EXERCISE DIRECTIONS –
Search the data for the word "teacher" and copy every line that contains it.

LISTING –
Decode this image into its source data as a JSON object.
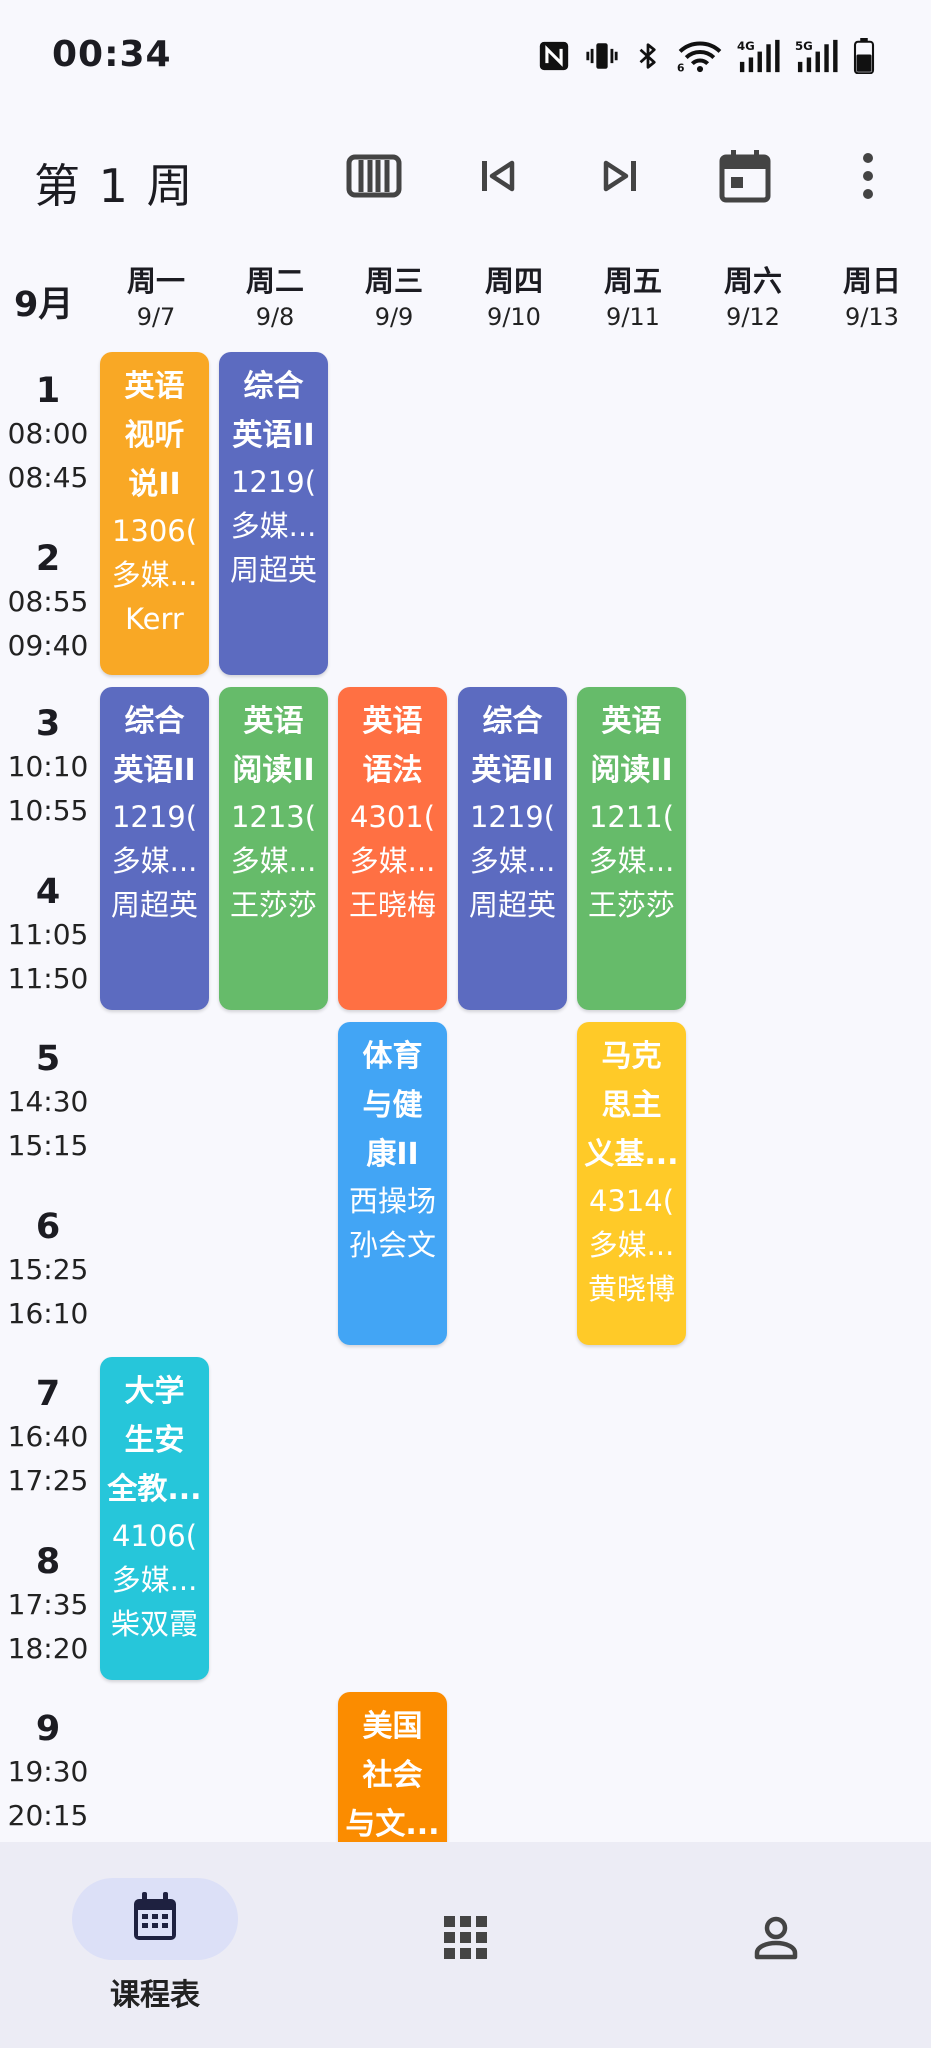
{
  "status": {
    "time": "00:34"
  },
  "toolbar": {
    "title": "第 1 周"
  },
  "header": {
    "month": "9月",
    "days": [
      {
        "name": "周一",
        "date": "9/7"
      },
      {
        "name": "周二",
        "date": "9/8"
      },
      {
        "name": "周三",
        "date": "9/9"
      },
      {
        "name": "周四",
        "date": "9/10"
      },
      {
        "name": "周五",
        "date": "9/11"
      },
      {
        "name": "周六",
        "date": "9/12"
      },
      {
        "name": "周日",
        "date": "9/13"
      }
    ]
  },
  "slots": [
    {
      "num": "1",
      "start": "08:00",
      "end": "08:45"
    },
    {
      "num": "2",
      "start": "08:55",
      "end": "09:40"
    },
    {
      "num": "3",
      "start": "10:10",
      "end": "10:55"
    },
    {
      "num": "4",
      "start": "11:05",
      "end": "11:50"
    },
    {
      "num": "5",
      "start": "14:30",
      "end": "15:15"
    },
    {
      "num": "6",
      "start": "15:25",
      "end": "16:10"
    },
    {
      "num": "7",
      "start": "16:40",
      "end": "17:25"
    },
    {
      "num": "8",
      "start": "17:35",
      "end": "18:20"
    },
    {
      "num": "9",
      "start": "19:30",
      "end": "20:15"
    }
  ],
  "courses": [
    {
      "day": 1,
      "start": 1,
      "span": 2,
      "color": "#F9A825",
      "name": [
        "英语",
        "视听",
        "说II"
      ],
      "room": [
        "1306(",
        "多媒..."
      ],
      "teacher": "Kerr"
    },
    {
      "day": 2,
      "start": 1,
      "span": 2,
      "color": "#5C6BC0",
      "name": [
        "综合",
        "英语II"
      ],
      "room": [
        "1219(",
        "多媒..."
      ],
      "teacher": "周超英"
    },
    {
      "day": 1,
      "start": 3,
      "span": 2,
      "color": "#5C6BC0",
      "name": [
        "综合",
        "英语II"
      ],
      "room": [
        "1219(",
        "多媒..."
      ],
      "teacher": "周超英"
    },
    {
      "day": 2,
      "start": 3,
      "span": 2,
      "color": "#66BB6A",
      "name": [
        "英语",
        "阅读II"
      ],
      "room": [
        "1213(",
        "多媒..."
      ],
      "teacher": "王莎莎"
    },
    {
      "day": 3,
      "start": 3,
      "span": 2,
      "color": "#FF7043",
      "name": [
        "英语",
        "语法"
      ],
      "room": [
        "4301(",
        "多媒..."
      ],
      "teacher": "王晓梅"
    },
    {
      "day": 4,
      "start": 3,
      "span": 2,
      "color": "#5C6BC0",
      "name": [
        "综合",
        "英语II"
      ],
      "room": [
        "1219(",
        "多媒..."
      ],
      "teacher": "周超英"
    },
    {
      "day": 5,
      "start": 3,
      "span": 2,
      "color": "#66BB6A",
      "name": [
        "英语",
        "阅读II"
      ],
      "room": [
        "1211(",
        "多媒..."
      ],
      "teacher": "王莎莎"
    },
    {
      "day": 3,
      "start": 5,
      "span": 2,
      "color": "#42A5F5",
      "name": [
        "体育",
        "与健",
        "康II"
      ],
      "room": [
        "西操场"
      ],
      "teacher": "孙会文"
    },
    {
      "day": 5,
      "start": 5,
      "span": 2,
      "color": "#FFCA28",
      "name": [
        "马克",
        "思主",
        "义基..."
      ],
      "room": [
        "4314(",
        "多媒..."
      ],
      "teacher": "黄晓博"
    },
    {
      "day": 1,
      "start": 7,
      "span": 2,
      "color": "#26C6DA",
      "name": [
        "大学",
        "生安",
        "全教..."
      ],
      "room": [
        "4106(",
        "多媒..."
      ],
      "teacher": "柴双霞"
    },
    {
      "day": 3,
      "start": 9,
      "span": 2,
      "color": "#FB8C00",
      "name": [
        "美国",
        "社会",
        "与文..."
      ],
      "room": [],
      "teacher": ""
    }
  ],
  "nav": {
    "schedule_label": "课程表",
    "items": [
      {
        "icon": "calendar-icon"
      },
      {
        "icon": "apps-grid-icon"
      },
      {
        "icon": "person-icon"
      }
    ]
  },
  "icons": {
    "toolbar": [
      "week-view-icon",
      "skip-previous-icon",
      "skip-next-icon",
      "calendar-today-icon",
      "more-vert-icon"
    ],
    "status": [
      "nfc-icon",
      "vibrate-icon",
      "bluetooth-icon",
      "wifi-icon",
      "signal-4g-icon",
      "signal-5g-icon",
      "battery-icon"
    ]
  }
}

WRITTEN SOLUTION –
      "teacher": "Kerr"
      "teacher": "周超英"
      "teacher": "周超英"
      "teacher": "王莎莎"
      "teacher": "王晓梅"
      "teacher": "周超英"
      "teacher": "王莎莎"
      "teacher": "孙会文"
      "teacher": "黄晓博"
      "teacher": "柴双霞"
      "teacher": ""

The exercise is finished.